_Challenge_
Only a number is wanted: how many lines of the entries include the string "list"?
.....
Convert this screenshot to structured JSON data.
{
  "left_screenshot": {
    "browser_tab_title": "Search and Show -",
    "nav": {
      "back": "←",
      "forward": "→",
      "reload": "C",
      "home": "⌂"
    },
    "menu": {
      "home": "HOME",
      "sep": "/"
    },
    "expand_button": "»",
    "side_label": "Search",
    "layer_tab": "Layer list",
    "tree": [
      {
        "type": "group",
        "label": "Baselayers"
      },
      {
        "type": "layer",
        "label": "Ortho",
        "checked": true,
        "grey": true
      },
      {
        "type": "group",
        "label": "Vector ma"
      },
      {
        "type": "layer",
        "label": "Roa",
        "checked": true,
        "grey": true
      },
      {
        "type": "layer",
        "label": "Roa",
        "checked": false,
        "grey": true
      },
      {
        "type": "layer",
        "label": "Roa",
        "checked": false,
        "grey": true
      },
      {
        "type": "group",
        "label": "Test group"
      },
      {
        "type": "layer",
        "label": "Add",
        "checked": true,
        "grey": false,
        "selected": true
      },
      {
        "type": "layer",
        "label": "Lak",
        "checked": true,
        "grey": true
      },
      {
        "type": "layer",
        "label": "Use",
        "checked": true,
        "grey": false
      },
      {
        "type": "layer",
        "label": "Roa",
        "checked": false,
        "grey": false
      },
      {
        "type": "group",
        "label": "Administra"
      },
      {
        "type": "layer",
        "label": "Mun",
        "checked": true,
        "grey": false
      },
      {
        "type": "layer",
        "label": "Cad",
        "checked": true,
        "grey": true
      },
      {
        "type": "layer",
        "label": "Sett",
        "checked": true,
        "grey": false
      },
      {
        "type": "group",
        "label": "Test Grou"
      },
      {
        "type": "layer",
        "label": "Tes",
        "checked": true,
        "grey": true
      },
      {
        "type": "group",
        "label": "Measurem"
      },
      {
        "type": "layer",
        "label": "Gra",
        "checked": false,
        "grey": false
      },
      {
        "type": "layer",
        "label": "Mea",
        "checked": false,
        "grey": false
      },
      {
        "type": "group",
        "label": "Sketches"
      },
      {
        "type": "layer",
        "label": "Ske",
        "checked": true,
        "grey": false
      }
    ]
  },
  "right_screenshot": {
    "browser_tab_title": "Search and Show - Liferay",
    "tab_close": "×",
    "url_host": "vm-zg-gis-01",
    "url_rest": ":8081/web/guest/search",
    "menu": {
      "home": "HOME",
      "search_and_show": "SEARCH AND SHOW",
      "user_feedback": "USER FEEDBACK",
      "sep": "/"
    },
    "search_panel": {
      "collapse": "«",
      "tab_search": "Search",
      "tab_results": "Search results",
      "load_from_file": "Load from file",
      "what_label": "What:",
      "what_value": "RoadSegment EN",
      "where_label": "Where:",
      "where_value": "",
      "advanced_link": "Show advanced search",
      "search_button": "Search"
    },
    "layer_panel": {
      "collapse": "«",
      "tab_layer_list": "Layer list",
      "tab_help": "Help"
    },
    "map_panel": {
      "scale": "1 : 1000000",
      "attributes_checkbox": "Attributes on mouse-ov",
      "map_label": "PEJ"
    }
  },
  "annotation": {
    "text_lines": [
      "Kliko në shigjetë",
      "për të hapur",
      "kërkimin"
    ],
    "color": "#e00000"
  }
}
.....
_Response for this exercise_
2